Records about charts and figures:
— BEGIN —

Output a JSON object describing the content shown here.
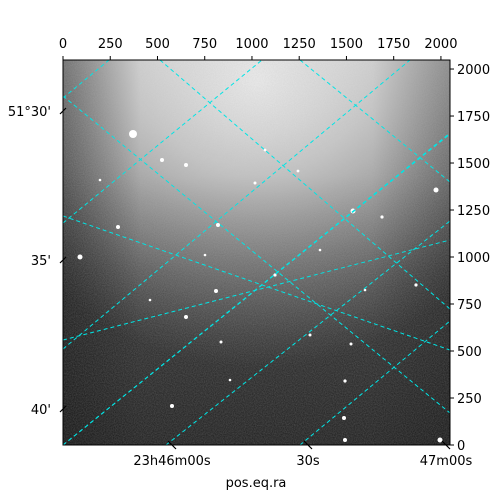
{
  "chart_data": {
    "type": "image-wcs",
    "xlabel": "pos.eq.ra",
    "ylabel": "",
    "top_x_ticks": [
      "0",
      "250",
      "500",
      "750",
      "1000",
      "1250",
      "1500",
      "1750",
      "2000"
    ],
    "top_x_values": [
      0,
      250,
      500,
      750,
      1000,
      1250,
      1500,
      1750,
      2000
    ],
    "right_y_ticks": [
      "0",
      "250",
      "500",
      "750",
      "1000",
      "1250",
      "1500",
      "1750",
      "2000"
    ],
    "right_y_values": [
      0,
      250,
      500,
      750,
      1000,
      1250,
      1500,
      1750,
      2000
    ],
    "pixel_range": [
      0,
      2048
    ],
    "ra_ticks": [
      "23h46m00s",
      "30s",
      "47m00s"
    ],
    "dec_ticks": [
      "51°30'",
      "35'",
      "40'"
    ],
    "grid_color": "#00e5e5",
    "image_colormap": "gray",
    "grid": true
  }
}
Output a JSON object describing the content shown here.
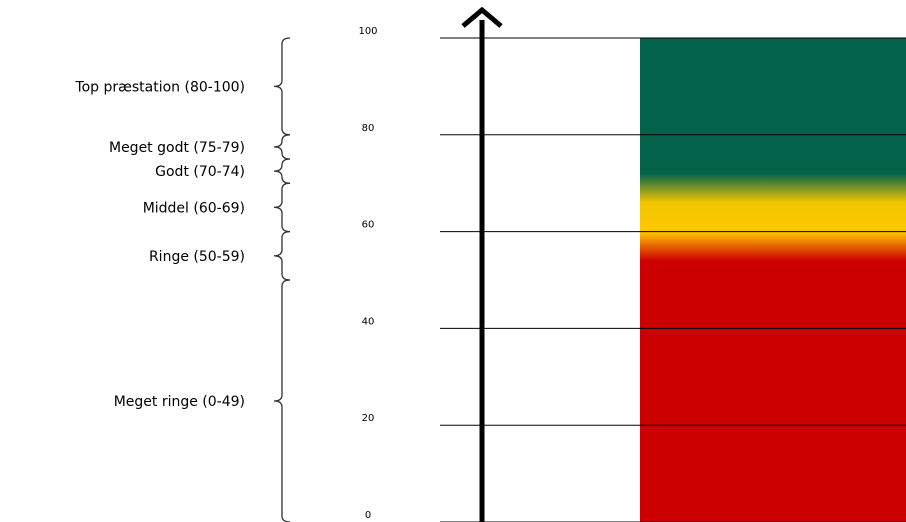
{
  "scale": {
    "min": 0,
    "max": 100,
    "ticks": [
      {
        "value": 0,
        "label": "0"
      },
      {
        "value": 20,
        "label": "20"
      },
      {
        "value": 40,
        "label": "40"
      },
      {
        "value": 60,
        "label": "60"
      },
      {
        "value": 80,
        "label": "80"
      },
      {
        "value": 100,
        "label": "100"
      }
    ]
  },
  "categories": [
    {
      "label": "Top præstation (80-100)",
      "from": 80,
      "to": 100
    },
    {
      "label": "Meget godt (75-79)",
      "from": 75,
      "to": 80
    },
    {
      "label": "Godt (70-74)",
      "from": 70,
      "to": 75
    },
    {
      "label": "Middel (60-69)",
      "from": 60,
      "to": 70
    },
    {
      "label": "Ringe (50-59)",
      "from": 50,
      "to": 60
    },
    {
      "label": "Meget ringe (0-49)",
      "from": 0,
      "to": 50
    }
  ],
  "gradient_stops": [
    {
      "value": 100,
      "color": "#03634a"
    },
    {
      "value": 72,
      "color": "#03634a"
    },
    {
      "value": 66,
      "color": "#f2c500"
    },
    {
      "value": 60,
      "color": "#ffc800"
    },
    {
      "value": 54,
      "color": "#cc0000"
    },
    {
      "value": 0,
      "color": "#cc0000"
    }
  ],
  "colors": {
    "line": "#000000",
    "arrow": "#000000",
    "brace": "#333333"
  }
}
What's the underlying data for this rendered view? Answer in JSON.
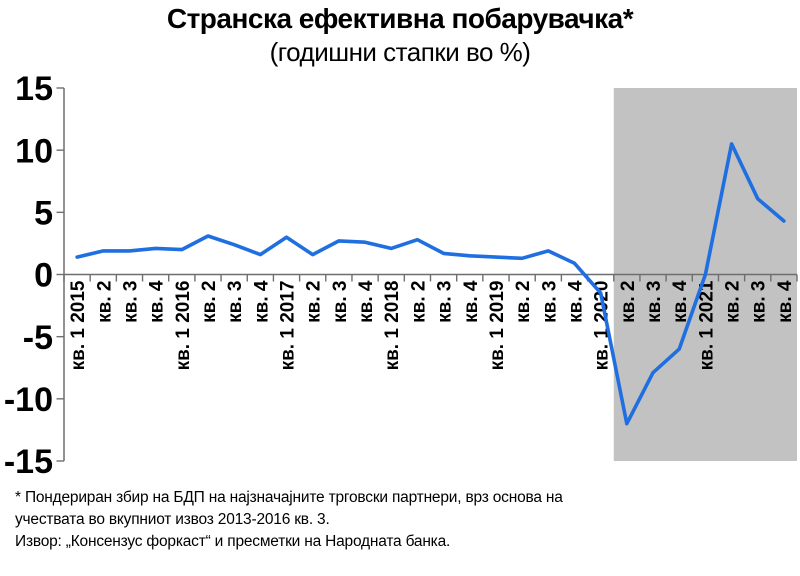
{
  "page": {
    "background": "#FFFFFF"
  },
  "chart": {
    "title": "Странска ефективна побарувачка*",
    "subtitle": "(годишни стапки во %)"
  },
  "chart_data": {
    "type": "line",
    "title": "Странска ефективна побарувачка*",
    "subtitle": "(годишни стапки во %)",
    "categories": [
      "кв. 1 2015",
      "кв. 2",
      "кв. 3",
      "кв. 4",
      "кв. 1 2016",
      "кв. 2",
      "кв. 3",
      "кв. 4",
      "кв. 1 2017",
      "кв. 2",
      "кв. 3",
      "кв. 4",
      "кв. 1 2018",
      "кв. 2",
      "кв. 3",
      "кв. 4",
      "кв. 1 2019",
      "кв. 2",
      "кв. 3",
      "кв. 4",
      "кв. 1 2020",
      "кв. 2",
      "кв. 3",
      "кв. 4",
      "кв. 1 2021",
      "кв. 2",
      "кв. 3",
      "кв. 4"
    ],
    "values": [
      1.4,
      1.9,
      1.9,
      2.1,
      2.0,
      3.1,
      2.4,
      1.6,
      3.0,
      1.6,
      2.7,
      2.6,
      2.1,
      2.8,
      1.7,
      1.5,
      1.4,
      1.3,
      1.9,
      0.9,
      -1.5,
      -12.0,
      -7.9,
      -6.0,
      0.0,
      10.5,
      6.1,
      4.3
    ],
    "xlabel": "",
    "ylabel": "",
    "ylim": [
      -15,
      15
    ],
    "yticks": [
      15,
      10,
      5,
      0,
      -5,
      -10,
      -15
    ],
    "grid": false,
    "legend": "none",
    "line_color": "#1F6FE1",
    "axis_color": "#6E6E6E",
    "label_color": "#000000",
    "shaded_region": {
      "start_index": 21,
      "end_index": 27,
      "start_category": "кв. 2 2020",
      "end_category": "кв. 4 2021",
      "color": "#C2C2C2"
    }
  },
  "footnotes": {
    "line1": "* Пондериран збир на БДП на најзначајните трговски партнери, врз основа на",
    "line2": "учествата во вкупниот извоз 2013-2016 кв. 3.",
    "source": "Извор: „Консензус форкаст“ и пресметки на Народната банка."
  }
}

— END —

What this task involves: Without the pictures, retype the whole of the material above exactly.

Task answer:
Output a JSON object describing the content shown here.
{
  "chart_data": {
    "type": "image-wcs",
    "xlabel": "pos.eq.ra",
    "ylabel": "",
    "top_x_ticks": [
      "0",
      "250",
      "500",
      "750",
      "1000",
      "1250",
      "1500",
      "1750",
      "2000"
    ],
    "top_x_values": [
      0,
      250,
      500,
      750,
      1000,
      1250,
      1500,
      1750,
      2000
    ],
    "right_y_ticks": [
      "0",
      "250",
      "500",
      "750",
      "1000",
      "1250",
      "1500",
      "1750",
      "2000"
    ],
    "right_y_values": [
      0,
      250,
      500,
      750,
      1000,
      1250,
      1500,
      1750,
      2000
    ],
    "pixel_range": [
      0,
      2048
    ],
    "ra_ticks": [
      "23h46m00s",
      "30s",
      "47m00s"
    ],
    "dec_ticks": [
      "51°30'",
      "35'",
      "40'"
    ],
    "grid_color": "#00e5e5",
    "image_colormap": "gray",
    "grid": true
  }
}
Output a JSON object describing the content shown here.
{
  "scale": {
    "min": 0,
    "max": 100,
    "ticks": [
      {
        "value": 0,
        "label": "0"
      },
      {
        "value": 20,
        "label": "20"
      },
      {
        "value": 40,
        "label": "40"
      },
      {
        "value": 60,
        "label": "60"
      },
      {
        "value": 80,
        "label": "80"
      },
      {
        "value": 100,
        "label": "100"
      }
    ]
  },
  "categories": [
    {
      "label": "Top præstation (80-100)",
      "from": 80,
      "to": 100
    },
    {
      "label": "Meget godt (75-79)",
      "from": 75,
      "to": 80
    },
    {
      "label": "Godt (70-74)",
      "from": 70,
      "to": 75
    },
    {
      "label": "Middel (60-69)",
      "from": 60,
      "to": 70
    },
    {
      "label": "Ringe (50-59)",
      "from": 50,
      "to": 60
    },
    {
      "label": "Meget ringe (0-49)",
      "from": 0,
      "to": 50
    }
  ],
  "gradient_stops": [
    {
      "value": 100,
      "color": "#03634a"
    },
    {
      "value": 72,
      "color": "#03634a"
    },
    {
      "value": 66,
      "color": "#f2c500"
    },
    {
      "value": 60,
      "color": "#ffc800"
    },
    {
      "value": 54,
      "color": "#cc0000"
    },
    {
      "value": 0,
      "color": "#cc0000"
    }
  ],
  "colors": {
    "line": "#000000",
    "arrow": "#000000",
    "brace": "#333333"
  }
}
What's the underlying data for this rendered view? Answer in JSON.
{
  "page": {
    "background": "#FFFFFF"
  },
  "chart": {
    "title": "Странска ефективна побарувачка*",
    "subtitle": "(годишни стапки во %)"
  },
  "chart_data": {
    "type": "line",
    "title": "Странска ефективна побарувачка*",
    "subtitle": "(годишни стапки во %)",
    "categories": [
      "кв. 1 2015",
      "кв. 2",
      "кв. 3",
      "кв. 4",
      "кв. 1 2016",
      "кв. 2",
      "кв. 3",
      "кв. 4",
      "кв. 1 2017",
      "кв. 2",
      "кв. 3",
      "кв. 4",
      "кв. 1 2018",
      "кв. 2",
      "кв. 3",
      "кв. 4",
      "кв. 1 2019",
      "кв. 2",
      "кв. 3",
      "кв. 4",
      "кв. 1 2020",
      "кв. 2",
      "кв. 3",
      "кв. 4",
      "кв. 1 2021",
      "кв. 2",
      "кв. 3",
      "кв. 4"
    ],
    "values": [
      1.4,
      1.9,
      1.9,
      2.1,
      2.0,
      3.1,
      2.4,
      1.6,
      3.0,
      1.6,
      2.7,
      2.6,
      2.1,
      2.8,
      1.7,
      1.5,
      1.4,
      1.3,
      1.9,
      0.9,
      -1.5,
      -12.0,
      -7.9,
      -6.0,
      0.0,
      10.5,
      6.1,
      4.3
    ],
    "xlabel": "",
    "ylabel": "",
    "ylim": [
      -15,
      15
    ],
    "yticks": [
      15,
      10,
      5,
      0,
      -5,
      -10,
      -15
    ],
    "grid": false,
    "legend": "none",
    "line_color": "#1F6FE1",
    "axis_color": "#6E6E6E",
    "label_color": "#000000",
    "shaded_region": {
      "start_index": 21,
      "end_index": 27,
      "start_category": "кв. 2 2020",
      "end_category": "кв. 4 2021",
      "color": "#C2C2C2"
    }
  },
  "footnotes": {
    "line1": "* Пондериран збир на БДП на најзначајните трговски партнери, врз основа на",
    "line2": "учествата во вкупниот извоз 2013-2016 кв. 3.",
    "source": "Извор: „Консензус форкаст“ и пресметки на Народната банка."
  }
}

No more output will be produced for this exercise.